TASK
Copy each line below that contains "emittance".
-------- DATA LISTING --------
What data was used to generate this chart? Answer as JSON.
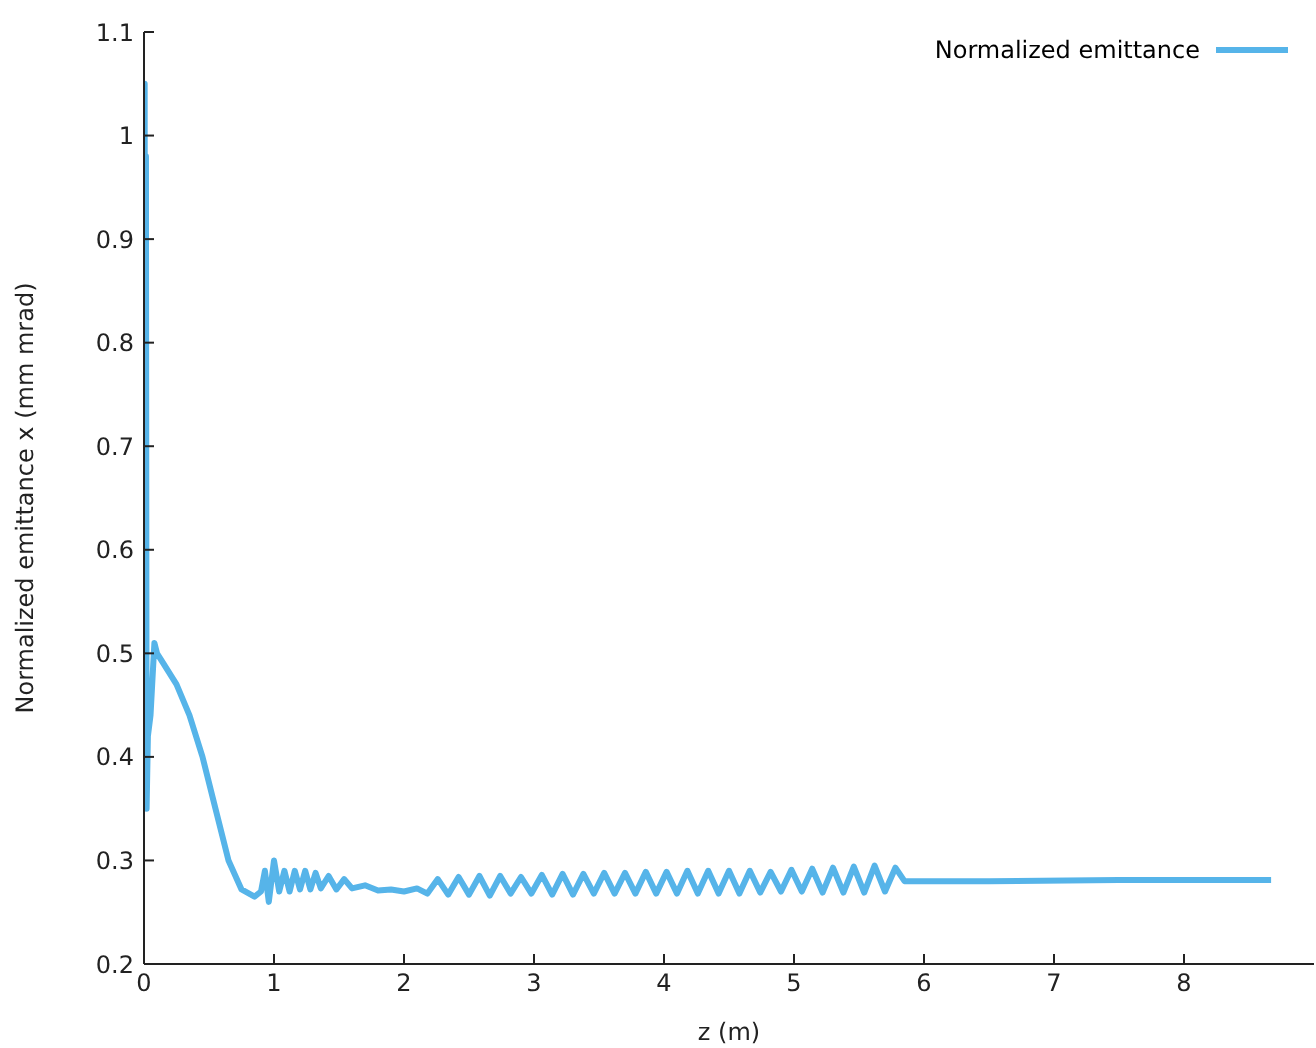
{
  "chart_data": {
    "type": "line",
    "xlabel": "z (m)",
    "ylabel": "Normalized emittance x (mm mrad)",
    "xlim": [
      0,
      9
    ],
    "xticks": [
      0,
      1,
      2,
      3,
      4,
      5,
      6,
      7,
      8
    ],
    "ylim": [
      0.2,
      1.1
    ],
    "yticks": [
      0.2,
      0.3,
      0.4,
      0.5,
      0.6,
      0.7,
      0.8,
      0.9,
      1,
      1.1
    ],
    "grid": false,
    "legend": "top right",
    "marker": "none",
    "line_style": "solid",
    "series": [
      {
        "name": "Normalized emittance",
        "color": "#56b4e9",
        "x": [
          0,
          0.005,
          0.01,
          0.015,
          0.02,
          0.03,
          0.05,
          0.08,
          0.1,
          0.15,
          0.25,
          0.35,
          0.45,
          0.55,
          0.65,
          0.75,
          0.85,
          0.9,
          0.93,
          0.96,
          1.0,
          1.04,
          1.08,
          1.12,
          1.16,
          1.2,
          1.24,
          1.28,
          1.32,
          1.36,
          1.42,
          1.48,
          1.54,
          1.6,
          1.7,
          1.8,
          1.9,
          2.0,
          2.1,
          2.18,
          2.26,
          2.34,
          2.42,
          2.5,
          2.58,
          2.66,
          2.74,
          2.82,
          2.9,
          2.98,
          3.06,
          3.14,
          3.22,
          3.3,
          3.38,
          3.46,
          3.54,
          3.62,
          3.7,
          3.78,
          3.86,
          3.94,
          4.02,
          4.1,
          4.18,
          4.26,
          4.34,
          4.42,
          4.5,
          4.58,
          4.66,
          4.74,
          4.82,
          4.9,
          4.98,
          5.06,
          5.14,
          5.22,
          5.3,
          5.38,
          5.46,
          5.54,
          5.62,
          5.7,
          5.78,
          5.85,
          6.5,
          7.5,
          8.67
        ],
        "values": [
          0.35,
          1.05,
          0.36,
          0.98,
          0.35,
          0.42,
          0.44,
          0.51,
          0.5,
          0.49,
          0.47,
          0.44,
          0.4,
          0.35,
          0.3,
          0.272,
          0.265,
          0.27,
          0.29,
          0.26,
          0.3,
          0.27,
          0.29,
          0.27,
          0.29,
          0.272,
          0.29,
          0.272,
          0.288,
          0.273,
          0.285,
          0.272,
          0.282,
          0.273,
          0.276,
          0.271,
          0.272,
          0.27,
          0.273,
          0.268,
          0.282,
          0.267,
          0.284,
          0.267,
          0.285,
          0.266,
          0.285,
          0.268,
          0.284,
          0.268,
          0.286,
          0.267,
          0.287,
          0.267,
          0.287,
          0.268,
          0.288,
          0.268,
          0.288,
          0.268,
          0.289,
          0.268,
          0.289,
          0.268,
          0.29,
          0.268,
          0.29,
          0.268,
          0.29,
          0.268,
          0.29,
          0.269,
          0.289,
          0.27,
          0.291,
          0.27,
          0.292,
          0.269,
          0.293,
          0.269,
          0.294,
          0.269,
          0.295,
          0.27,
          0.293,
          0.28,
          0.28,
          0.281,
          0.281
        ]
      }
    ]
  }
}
--------
WRITTEN RESPONSE
    "ylabel": "Normalized emittance x (mm mrad)",
        "name": "Normalized emittance",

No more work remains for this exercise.